"""
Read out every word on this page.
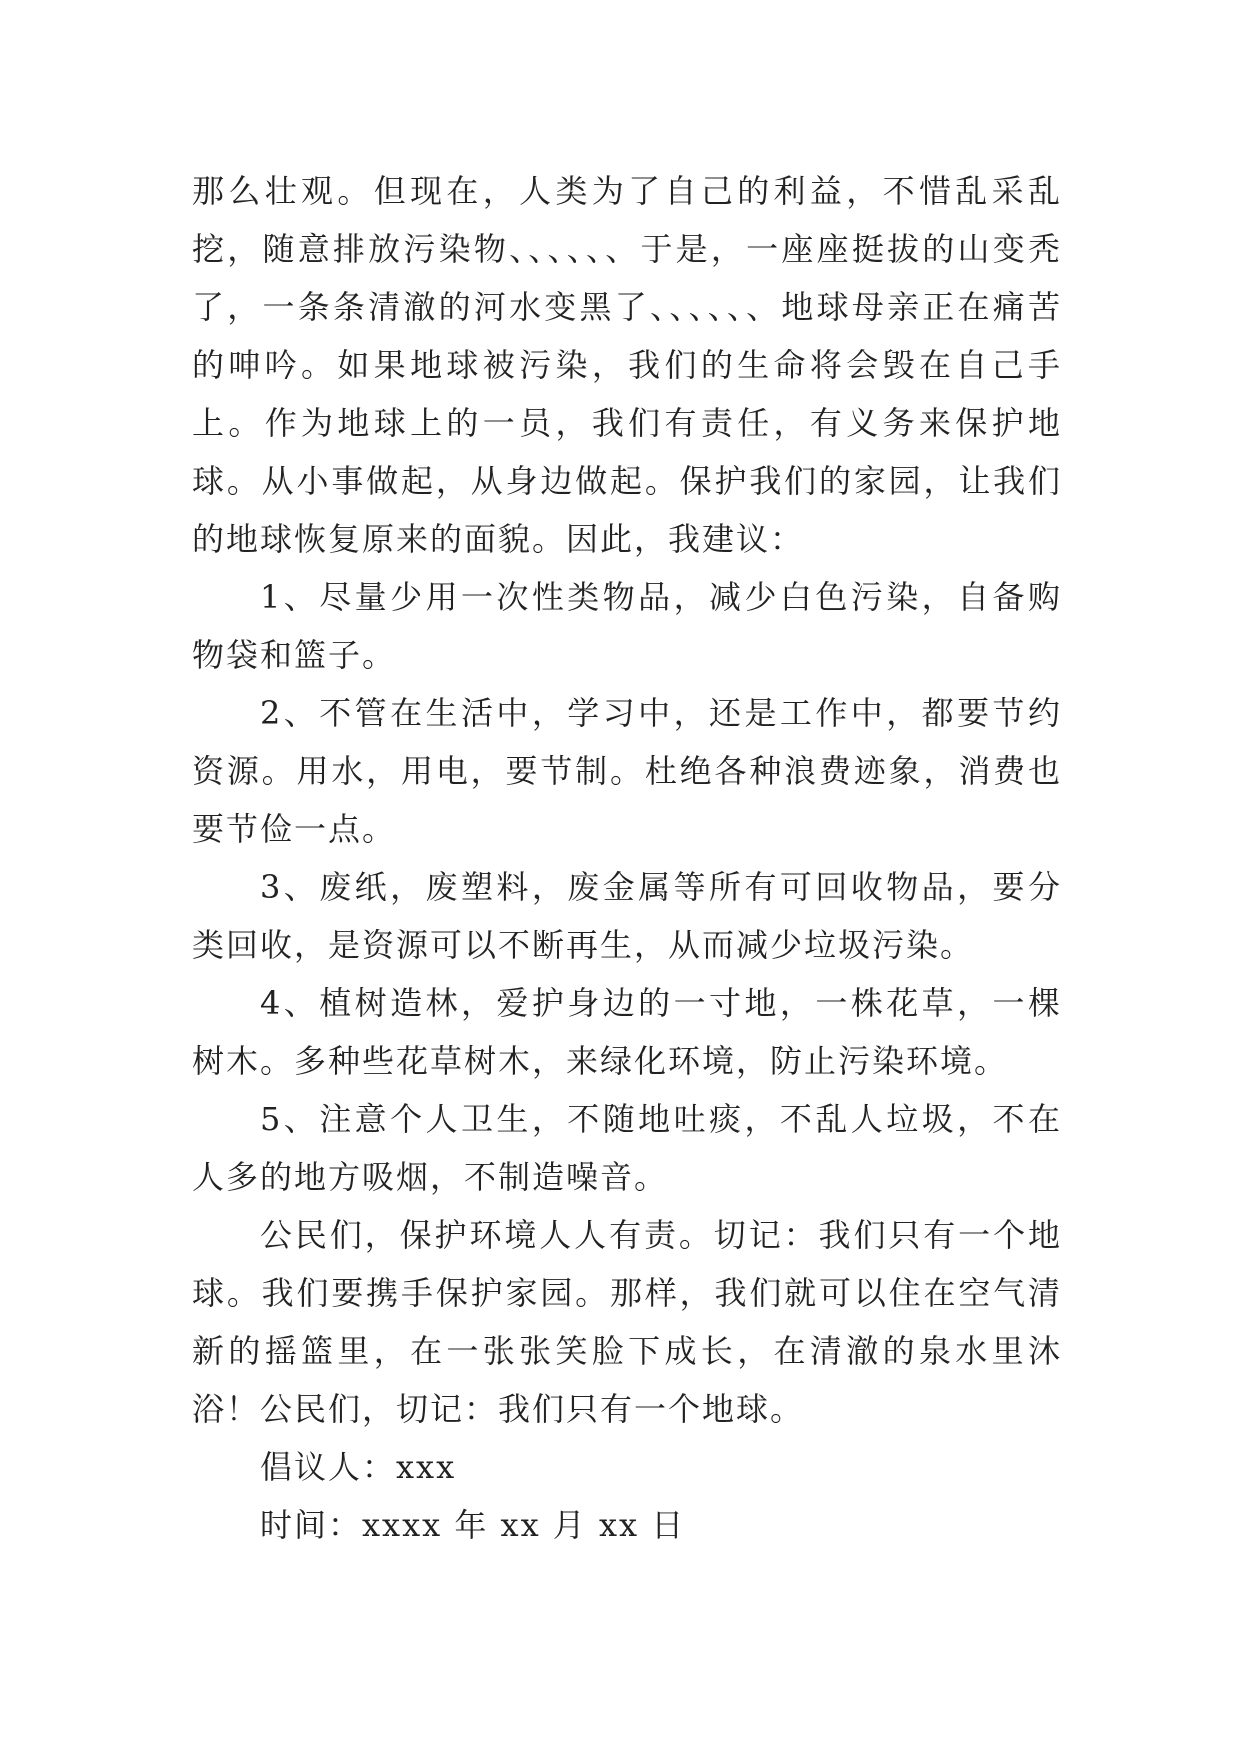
那么壮观。但现在，人类为了自己的利益，不惜乱采乱挖，随意排放污染物、、、、、、于是，一座座挺拔的山变秃了，一条条清澈的河水变黑了、、、、、、地球母亲正在痛苦的呻吟。如果地球被污染，我们的生命将会毁在自己手上。作为地球上的一员，我们有责任，有义务来保护地球。从小事做起，从身边做起。保护我们的家园，让我们的地球恢复原来的面貌。因此，我建议：

1、尽量少用一次性类物品，减少白色污染，自备购物袋和篮子。

2、不管在生活中，学习中，还是工作中，都要节约资源。用水，用电，要节制。杜绝各种浪费迹象，消费也要节俭一点。

3、废纸，废塑料，废金属等所有可回收物品，要分类回收，是资源可以不断再生，从而减少垃圾污染。

4、植树造林，爱护身边的一寸地，一株花草，一棵树木。多种些花草树木，来绿化环境，防止污染环境。

5、注意个人卫生，不随地吐痰，不乱人垃圾，不在人多的地方吸烟，不制造噪音。

公民们，保护环境人人有责。切记：我们只有一个地球。我们要携手保护家园。那样，我们就可以住在空气清新的摇篮里，在一张张笑脸下成长，在清澈的泉水里沐浴！公民们，切记：我们只有一个地球。

倡议人：xxx

时间：xxxx 年 xx 月 xx 日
"""
Task instructions – Write out the full listing verbatim, excluding its pictures.

In response –
Read out every word on this page.
那么壮观。但现在，人类为了自己的利益，不惜乱采乱挖，随意排放污染物、、、、、、于是，一座座挺拔的山变秃了，一条条清澈的河水变黑了、、、、、、地球母亲正在痛苦的呻吟。如果地球被污染，我们的生命将会毁在自己手上。作为地球上的一员，我们有责任，有义务来保护地球。从小事做起，从身边做起。保护我们的家园，让我们的地球恢复原来的面貌。因此，我建议：

1、尽量少用一次性类物品，减少白色污染，自备购物袋和篮子。

2、不管在生活中，学习中，还是工作中，都要节约资源。用水，用电，要节制。杜绝各种浪费迹象，消费也要节俭一点。

3、废纸，废塑料，废金属等所有可回收物品，要分类回收，是资源可以不断再生，从而减少垃圾污染。

4、植树造林，爱护身边的一寸地，一株花草，一棵树木。多种些花草树木，来绿化环境，防止污染环境。

5、注意个人卫生，不随地吐痰，不乱人垃圾，不在人多的地方吸烟，不制造噪音。

公民们，保护环境人人有责。切记：我们只有一个地球。我们要携手保护家园。那样，我们就可以住在空气清新的摇篮里，在一张张笑脸下成长，在清澈的泉水里沐浴！公民们，切记：我们只有一个地球。

倡议人：xxx

时间：xxxx 年 xx 月 xx 日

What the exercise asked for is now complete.